● **Material for this task**
* * * * * * * * *
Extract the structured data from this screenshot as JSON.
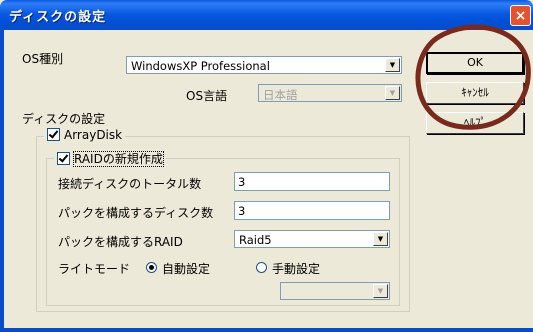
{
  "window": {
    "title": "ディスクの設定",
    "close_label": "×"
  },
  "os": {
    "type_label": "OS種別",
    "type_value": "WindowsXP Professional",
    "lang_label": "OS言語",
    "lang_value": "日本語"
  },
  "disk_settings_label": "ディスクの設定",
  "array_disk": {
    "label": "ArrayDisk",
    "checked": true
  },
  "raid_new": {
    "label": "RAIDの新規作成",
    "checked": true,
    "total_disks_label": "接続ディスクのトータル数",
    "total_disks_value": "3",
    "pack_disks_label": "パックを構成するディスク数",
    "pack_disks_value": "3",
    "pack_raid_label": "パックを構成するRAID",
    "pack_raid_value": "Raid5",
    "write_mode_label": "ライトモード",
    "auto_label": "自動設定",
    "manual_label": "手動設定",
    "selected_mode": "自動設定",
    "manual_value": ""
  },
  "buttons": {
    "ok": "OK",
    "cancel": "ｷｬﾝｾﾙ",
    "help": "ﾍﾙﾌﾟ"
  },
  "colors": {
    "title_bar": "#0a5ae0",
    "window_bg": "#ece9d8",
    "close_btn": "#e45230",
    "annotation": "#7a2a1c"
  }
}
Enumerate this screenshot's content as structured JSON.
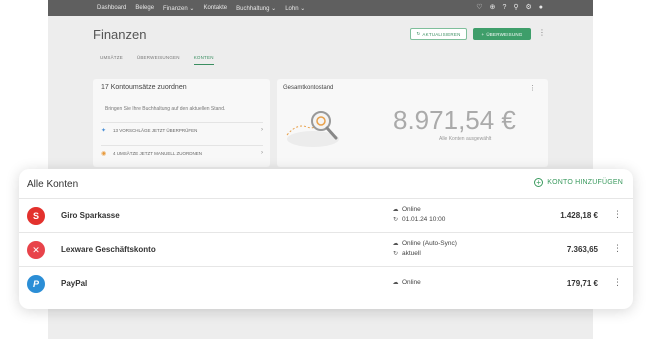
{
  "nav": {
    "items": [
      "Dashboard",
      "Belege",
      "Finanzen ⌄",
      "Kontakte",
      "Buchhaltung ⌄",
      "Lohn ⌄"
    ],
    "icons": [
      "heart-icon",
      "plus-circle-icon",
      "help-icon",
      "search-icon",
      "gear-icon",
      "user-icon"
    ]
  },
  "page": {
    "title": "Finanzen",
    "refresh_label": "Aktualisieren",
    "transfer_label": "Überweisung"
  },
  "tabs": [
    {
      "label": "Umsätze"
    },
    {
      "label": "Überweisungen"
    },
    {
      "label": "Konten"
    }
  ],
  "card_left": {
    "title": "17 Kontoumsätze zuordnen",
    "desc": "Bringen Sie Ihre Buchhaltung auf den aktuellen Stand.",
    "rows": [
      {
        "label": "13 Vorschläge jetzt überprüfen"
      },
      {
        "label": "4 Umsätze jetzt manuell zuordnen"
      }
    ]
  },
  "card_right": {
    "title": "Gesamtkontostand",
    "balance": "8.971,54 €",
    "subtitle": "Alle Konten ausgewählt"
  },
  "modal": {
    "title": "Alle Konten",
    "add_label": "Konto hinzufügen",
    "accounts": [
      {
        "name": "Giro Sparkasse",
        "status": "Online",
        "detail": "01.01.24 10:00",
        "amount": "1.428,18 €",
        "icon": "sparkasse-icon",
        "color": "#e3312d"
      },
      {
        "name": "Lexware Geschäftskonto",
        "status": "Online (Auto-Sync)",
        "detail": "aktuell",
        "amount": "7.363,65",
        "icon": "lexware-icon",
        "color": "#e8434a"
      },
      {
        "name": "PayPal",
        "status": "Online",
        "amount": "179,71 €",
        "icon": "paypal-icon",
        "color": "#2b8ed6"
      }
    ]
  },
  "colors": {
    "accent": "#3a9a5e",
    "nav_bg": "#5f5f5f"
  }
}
* * * * * * * * *
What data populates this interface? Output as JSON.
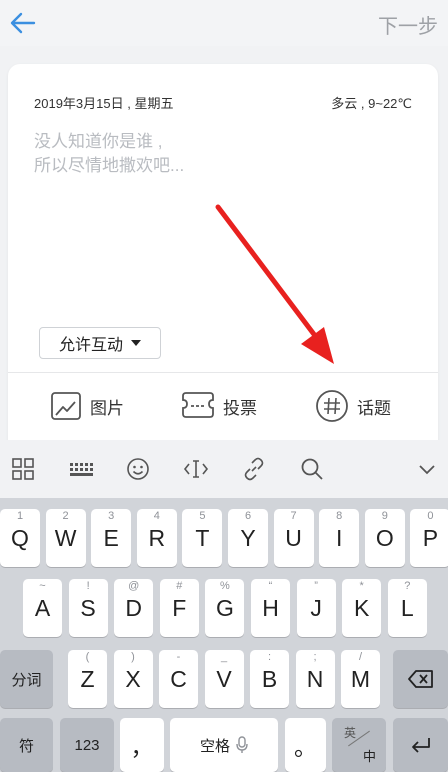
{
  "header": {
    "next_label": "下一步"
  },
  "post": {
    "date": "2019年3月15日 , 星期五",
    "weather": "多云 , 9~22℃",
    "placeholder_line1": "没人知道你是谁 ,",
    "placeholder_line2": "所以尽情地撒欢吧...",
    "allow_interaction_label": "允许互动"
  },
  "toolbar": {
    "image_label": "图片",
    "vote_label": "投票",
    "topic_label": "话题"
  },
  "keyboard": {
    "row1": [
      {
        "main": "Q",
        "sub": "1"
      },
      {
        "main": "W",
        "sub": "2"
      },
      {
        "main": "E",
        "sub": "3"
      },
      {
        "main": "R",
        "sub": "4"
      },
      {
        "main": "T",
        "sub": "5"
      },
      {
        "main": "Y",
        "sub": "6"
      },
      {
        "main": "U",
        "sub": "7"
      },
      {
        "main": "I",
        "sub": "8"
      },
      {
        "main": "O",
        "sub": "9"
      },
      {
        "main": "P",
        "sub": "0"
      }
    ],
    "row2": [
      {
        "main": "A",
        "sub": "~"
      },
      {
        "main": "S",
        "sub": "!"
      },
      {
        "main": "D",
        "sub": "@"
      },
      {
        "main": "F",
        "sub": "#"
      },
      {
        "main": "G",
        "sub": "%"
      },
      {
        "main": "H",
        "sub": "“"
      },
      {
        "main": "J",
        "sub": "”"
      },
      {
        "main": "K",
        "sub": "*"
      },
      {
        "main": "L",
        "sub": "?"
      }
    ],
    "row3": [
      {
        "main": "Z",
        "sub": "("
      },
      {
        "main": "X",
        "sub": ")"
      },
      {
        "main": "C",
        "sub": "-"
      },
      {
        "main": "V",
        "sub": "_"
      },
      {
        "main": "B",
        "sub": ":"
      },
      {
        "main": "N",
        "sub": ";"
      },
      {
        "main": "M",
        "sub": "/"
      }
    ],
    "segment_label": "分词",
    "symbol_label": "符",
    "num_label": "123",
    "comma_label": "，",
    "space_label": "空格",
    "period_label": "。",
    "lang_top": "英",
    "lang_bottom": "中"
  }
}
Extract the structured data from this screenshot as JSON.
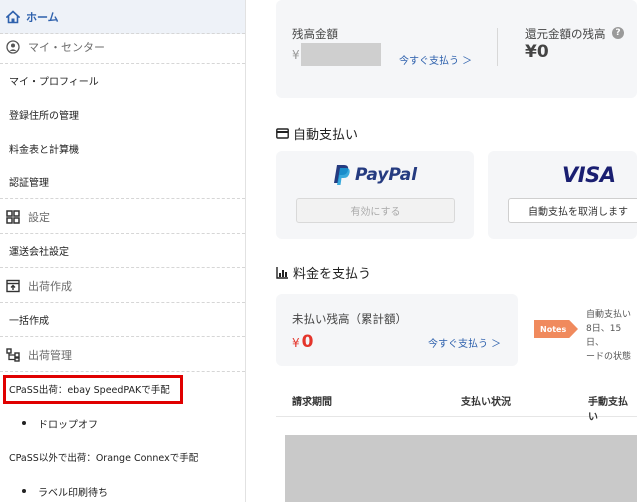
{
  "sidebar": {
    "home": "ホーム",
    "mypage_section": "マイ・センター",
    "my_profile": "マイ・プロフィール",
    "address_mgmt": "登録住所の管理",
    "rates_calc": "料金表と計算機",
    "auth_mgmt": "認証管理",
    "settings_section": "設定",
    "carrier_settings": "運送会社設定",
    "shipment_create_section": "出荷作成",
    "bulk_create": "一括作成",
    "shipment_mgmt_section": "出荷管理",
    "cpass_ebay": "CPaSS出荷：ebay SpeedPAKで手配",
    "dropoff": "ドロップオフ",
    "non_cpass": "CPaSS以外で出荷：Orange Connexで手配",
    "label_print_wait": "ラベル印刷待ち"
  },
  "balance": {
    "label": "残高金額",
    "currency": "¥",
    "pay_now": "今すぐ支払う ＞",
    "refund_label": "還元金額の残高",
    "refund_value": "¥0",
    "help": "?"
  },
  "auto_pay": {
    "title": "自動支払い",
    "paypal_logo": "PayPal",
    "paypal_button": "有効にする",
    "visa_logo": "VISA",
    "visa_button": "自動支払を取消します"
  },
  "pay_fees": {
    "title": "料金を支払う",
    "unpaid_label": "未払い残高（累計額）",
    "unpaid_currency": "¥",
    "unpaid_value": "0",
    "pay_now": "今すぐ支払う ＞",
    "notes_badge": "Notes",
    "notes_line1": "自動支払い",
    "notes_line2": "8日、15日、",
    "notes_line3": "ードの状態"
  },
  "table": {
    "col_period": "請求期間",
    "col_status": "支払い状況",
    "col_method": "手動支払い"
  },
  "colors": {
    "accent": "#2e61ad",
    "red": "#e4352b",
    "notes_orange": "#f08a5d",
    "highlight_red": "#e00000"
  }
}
* * * * * * * * *
● **What the exercise asks**
Scan the material above. Copy each line where "Buchhaltung" occurs.

● **Finished exercise**
      "Buchhaltung ⌄",
    "desc": "Bringen Sie Ihre Buchhaltung auf den aktuellen Stand.",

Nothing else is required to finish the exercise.